__DIRECTION__.
Retype the whole listing verbatim and keep the pictures out of it.

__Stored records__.
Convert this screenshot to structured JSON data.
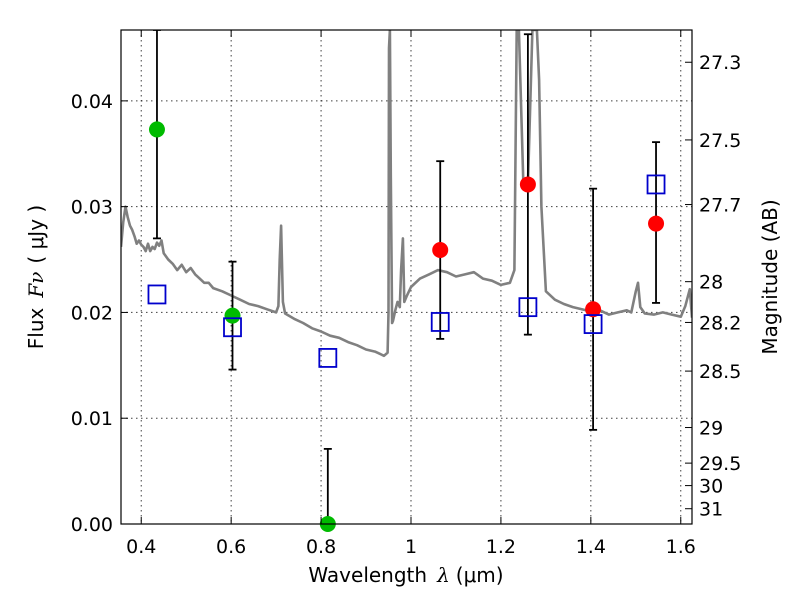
{
  "chart_data": {
    "type": "scatter",
    "title": "",
    "xlabel": "Wavelength",
    "xlabel_symbol": "λ",
    "xlabel_unit": "(μm)",
    "ylabel": "Flux",
    "ylabel_symbol": "Fν",
    "ylabel_unit": "( μJy )",
    "y2label": "Magnitude (AB)",
    "xlim": [
      0.355,
      1.625
    ],
    "ylim": [
      0.0,
      0.0467
    ],
    "grid": true,
    "x_ticks": [
      0.4,
      0.6,
      0.8,
      1.0,
      1.2,
      1.4,
      1.6
    ],
    "x_tick_labels": [
      "0.4",
      "0.6",
      "0.8",
      "1",
      "1.2",
      "1.4",
      "1.6"
    ],
    "y_ticks": [
      0.0,
      0.01,
      0.02,
      0.03,
      0.04
    ],
    "y_tick_labels": [
      "0.00",
      "0.01",
      "0.02",
      "0.03",
      "0.04"
    ],
    "mag_ticks": [
      27.3,
      27.5,
      27.7,
      28,
      28.2,
      28.5,
      29,
      29.5,
      30,
      31
    ],
    "mag_tick_labels": [
      "27.3",
      "27.5",
      "27.7",
      "28",
      "28.2",
      "28.5",
      "29",
      "29.5",
      "30",
      "31"
    ],
    "colors": {
      "template": "#808080",
      "optical": "#00bb00",
      "nir": "#ff0000",
      "model": "#0000cc",
      "errorbar": "#000000"
    },
    "series": [
      {
        "type": "line",
        "x": [
          0.355,
          0.36,
          0.365,
          0.37,
          0.375,
          0.38,
          0.385,
          0.39,
          0.395,
          0.4,
          0.405,
          0.41,
          0.415,
          0.42,
          0.425,
          0.43,
          0.435,
          0.44,
          0.445,
          0.45,
          0.46,
          0.47,
          0.48,
          0.49,
          0.5,
          0.51,
          0.52,
          0.53,
          0.54,
          0.55,
          0.56,
          0.58,
          0.6,
          0.62,
          0.64,
          0.66,
          0.68,
          0.7,
          0.705,
          0.708,
          0.711,
          0.715,
          0.72,
          0.74,
          0.76,
          0.78,
          0.8,
          0.82,
          0.84,
          0.86,
          0.88,
          0.9,
          0.92,
          0.94,
          0.948,
          0.95,
          0.951,
          0.953,
          0.955,
          0.958,
          0.96,
          0.965,
          0.97,
          0.975,
          0.978,
          0.982,
          0.985,
          0.99,
          1.0,
          1.02,
          1.04,
          1.06,
          1.08,
          1.1,
          1.12,
          1.14,
          1.16,
          1.18,
          1.2,
          1.22,
          1.23,
          1.235,
          1.24,
          1.25,
          1.26,
          1.27,
          1.28,
          1.285,
          1.29,
          1.3,
          1.32,
          1.34,
          1.36,
          1.38,
          1.4,
          1.42,
          1.44,
          1.46,
          1.48,
          1.49,
          1.5,
          1.505,
          1.51,
          1.52,
          1.54,
          1.56,
          1.58,
          1.6,
          1.61,
          1.62,
          1.625
        ],
        "y": [
          0.0262,
          0.0285,
          0.03,
          0.029,
          0.0282,
          0.0278,
          0.0272,
          0.0265,
          0.0268,
          0.0264,
          0.0262,
          0.0258,
          0.0265,
          0.0258,
          0.0262,
          0.026,
          0.0266,
          0.0263,
          0.0268,
          0.0256,
          0.025,
          0.0246,
          0.024,
          0.0245,
          0.0238,
          0.0242,
          0.0236,
          0.0232,
          0.0228,
          0.0228,
          0.0223,
          0.022,
          0.0216,
          0.0212,
          0.0208,
          0.0206,
          0.0203,
          0.02,
          0.0206,
          0.025,
          0.0282,
          0.021,
          0.0199,
          0.0194,
          0.019,
          0.0185,
          0.0182,
          0.0178,
          0.0176,
          0.0172,
          0.0169,
          0.0165,
          0.0163,
          0.0159,
          0.0162,
          0.02,
          0.045,
          0.0467,
          0.033,
          0.019,
          0.0192,
          0.0202,
          0.021,
          0.0205,
          0.024,
          0.027,
          0.021,
          0.0215,
          0.0224,
          0.0232,
          0.0236,
          0.024,
          0.0238,
          0.0234,
          0.0236,
          0.0238,
          0.0232,
          0.023,
          0.0226,
          0.0228,
          0.024,
          0.0467,
          0.0467,
          0.032,
          0.032,
          0.0467,
          0.0467,
          0.042,
          0.03,
          0.022,
          0.0212,
          0.0208,
          0.0205,
          0.0203,
          0.0201,
          0.0202,
          0.0198,
          0.02,
          0.0202,
          0.02,
          0.022,
          0.0228,
          0.0205,
          0.0199,
          0.0198,
          0.02,
          0.0198,
          0.0196,
          0.0206,
          0.0222,
          0.0195
        ]
      },
      {
        "type": "errorbar",
        "x": [
          0.435,
          0.603,
          0.815,
          1.065,
          1.26,
          1.405,
          1.545
        ],
        "y": [
          0.0373,
          0.0197,
          0.0,
          0.0259,
          0.0321,
          0.0203,
          0.0284
        ],
        "err_low": [
          0.0103,
          0.0051,
          0.0,
          0.0084,
          0.0142,
          0.0114,
          0.0075
        ],
        "err_high": [
          0.0094,
          0.0051,
          0.0071,
          0.0084,
          0.0142,
          0.0114,
          0.0077
        ]
      },
      {
        "type": "scatter",
        "marker": "circle",
        "color": "#00bb00",
        "x": [
          0.435,
          0.603,
          0.815
        ],
        "y": [
          0.0373,
          0.0197,
          0.0
        ]
      },
      {
        "type": "scatter",
        "marker": "circle",
        "color": "#ff0000",
        "x": [
          1.065,
          1.26,
          1.405,
          1.545
        ],
        "y": [
          0.0259,
          0.0321,
          0.0203,
          0.0284
        ]
      },
      {
        "type": "scatter",
        "marker": "open-square",
        "color": "#0000cc",
        "x": [
          0.435,
          0.603,
          0.815,
          1.065,
          1.26,
          1.405,
          1.545
        ],
        "y": [
          0.0217,
          0.0186,
          0.0157,
          0.0191,
          0.0205,
          0.0189,
          0.0321
        ]
      }
    ]
  }
}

__WRITTEN ANSWER__.
Convert this screenshot to structured JSON data.
{
  "chart_data": {
    "type": "scatter",
    "title": "",
    "xlabel": "Wavelength",
    "xlabel_symbol": "λ",
    "xlabel_unit": "(μm)",
    "ylabel": "Flux",
    "ylabel_symbol": "Fν",
    "ylabel_unit": "( μJy )",
    "y2label": "Magnitude (AB)",
    "xlim": [
      0.355,
      1.625
    ],
    "ylim": [
      0.0,
      0.0467
    ],
    "grid": true,
    "x_ticks": [
      0.4,
      0.6,
      0.8,
      1.0,
      1.2,
      1.4,
      1.6
    ],
    "x_tick_labels": [
      "0.4",
      "0.6",
      "0.8",
      "1",
      "1.2",
      "1.4",
      "1.6"
    ],
    "y_ticks": [
      0.0,
      0.01,
      0.02,
      0.03,
      0.04
    ],
    "y_tick_labels": [
      "0.00",
      "0.01",
      "0.02",
      "0.03",
      "0.04"
    ],
    "mag_ticks": [
      27.3,
      27.5,
      27.7,
      28,
      28.2,
      28.5,
      29,
      29.5,
      30,
      31
    ],
    "mag_tick_labels": [
      "27.3",
      "27.5",
      "27.7",
      "28",
      "28.2",
      "28.5",
      "29",
      "29.5",
      "30",
      "31"
    ],
    "colors": {
      "template": "#808080",
      "optical": "#00bb00",
      "nir": "#ff0000",
      "model": "#0000cc",
      "errorbar": "#000000"
    },
    "series": [
      {
        "type": "line",
        "x": [
          0.355,
          0.36,
          0.365,
          0.37,
          0.375,
          0.38,
          0.385,
          0.39,
          0.395,
          0.4,
          0.405,
          0.41,
          0.415,
          0.42,
          0.425,
          0.43,
          0.435,
          0.44,
          0.445,
          0.45,
          0.46,
          0.47,
          0.48,
          0.49,
          0.5,
          0.51,
          0.52,
          0.53,
          0.54,
          0.55,
          0.56,
          0.58,
          0.6,
          0.62,
          0.64,
          0.66,
          0.68,
          0.7,
          0.705,
          0.708,
          0.711,
          0.715,
          0.72,
          0.74,
          0.76,
          0.78,
          0.8,
          0.82,
          0.84,
          0.86,
          0.88,
          0.9,
          0.92,
          0.94,
          0.948,
          0.95,
          0.951,
          0.953,
          0.955,
          0.958,
          0.96,
          0.965,
          0.97,
          0.975,
          0.978,
          0.982,
          0.985,
          0.99,
          1.0,
          1.02,
          1.04,
          1.06,
          1.08,
          1.1,
          1.12,
          1.14,
          1.16,
          1.18,
          1.2,
          1.22,
          1.23,
          1.235,
          1.24,
          1.25,
          1.26,
          1.27,
          1.28,
          1.285,
          1.29,
          1.3,
          1.32,
          1.34,
          1.36,
          1.38,
          1.4,
          1.42,
          1.44,
          1.46,
          1.48,
          1.49,
          1.5,
          1.505,
          1.51,
          1.52,
          1.54,
          1.56,
          1.58,
          1.6,
          1.61,
          1.62,
          1.625
        ],
        "y": [
          0.0262,
          0.0285,
          0.03,
          0.029,
          0.0282,
          0.0278,
          0.0272,
          0.0265,
          0.0268,
          0.0264,
          0.0262,
          0.0258,
          0.0265,
          0.0258,
          0.0262,
          0.026,
          0.0266,
          0.0263,
          0.0268,
          0.0256,
          0.025,
          0.0246,
          0.024,
          0.0245,
          0.0238,
          0.0242,
          0.0236,
          0.0232,
          0.0228,
          0.0228,
          0.0223,
          0.022,
          0.0216,
          0.0212,
          0.0208,
          0.0206,
          0.0203,
          0.02,
          0.0206,
          0.025,
          0.0282,
          0.021,
          0.0199,
          0.0194,
          0.019,
          0.0185,
          0.0182,
          0.0178,
          0.0176,
          0.0172,
          0.0169,
          0.0165,
          0.0163,
          0.0159,
          0.0162,
          0.02,
          0.045,
          0.0467,
          0.033,
          0.019,
          0.0192,
          0.0202,
          0.021,
          0.0205,
          0.024,
          0.027,
          0.021,
          0.0215,
          0.0224,
          0.0232,
          0.0236,
          0.024,
          0.0238,
          0.0234,
          0.0236,
          0.0238,
          0.0232,
          0.023,
          0.0226,
          0.0228,
          0.024,
          0.0467,
          0.0467,
          0.032,
          0.032,
          0.0467,
          0.0467,
          0.042,
          0.03,
          0.022,
          0.0212,
          0.0208,
          0.0205,
          0.0203,
          0.0201,
          0.0202,
          0.0198,
          0.02,
          0.0202,
          0.02,
          0.022,
          0.0228,
          0.0205,
          0.0199,
          0.0198,
          0.02,
          0.0198,
          0.0196,
          0.0206,
          0.0222,
          0.0195
        ]
      },
      {
        "type": "errorbar",
        "x": [
          0.435,
          0.603,
          0.815,
          1.065,
          1.26,
          1.405,
          1.545
        ],
        "y": [
          0.0373,
          0.0197,
          0.0,
          0.0259,
          0.0321,
          0.0203,
          0.0284
        ],
        "err_low": [
          0.0103,
          0.0051,
          0.0,
          0.0084,
          0.0142,
          0.0114,
          0.0075
        ],
        "err_high": [
          0.0094,
          0.0051,
          0.0071,
          0.0084,
          0.0142,
          0.0114,
          0.0077
        ]
      },
      {
        "type": "scatter",
        "marker": "circle",
        "color": "#00bb00",
        "x": [
          0.435,
          0.603,
          0.815
        ],
        "y": [
          0.0373,
          0.0197,
          0.0
        ]
      },
      {
        "type": "scatter",
        "marker": "circle",
        "color": "#ff0000",
        "x": [
          1.065,
          1.26,
          1.405,
          1.545
        ],
        "y": [
          0.0259,
          0.0321,
          0.0203,
          0.0284
        ]
      },
      {
        "type": "scatter",
        "marker": "open-square",
        "color": "#0000cc",
        "x": [
          0.435,
          0.603,
          0.815,
          1.065,
          1.26,
          1.405,
          1.545
        ],
        "y": [
          0.0217,
          0.0186,
          0.0157,
          0.0191,
          0.0205,
          0.0189,
          0.0321
        ]
      }
    ]
  }
}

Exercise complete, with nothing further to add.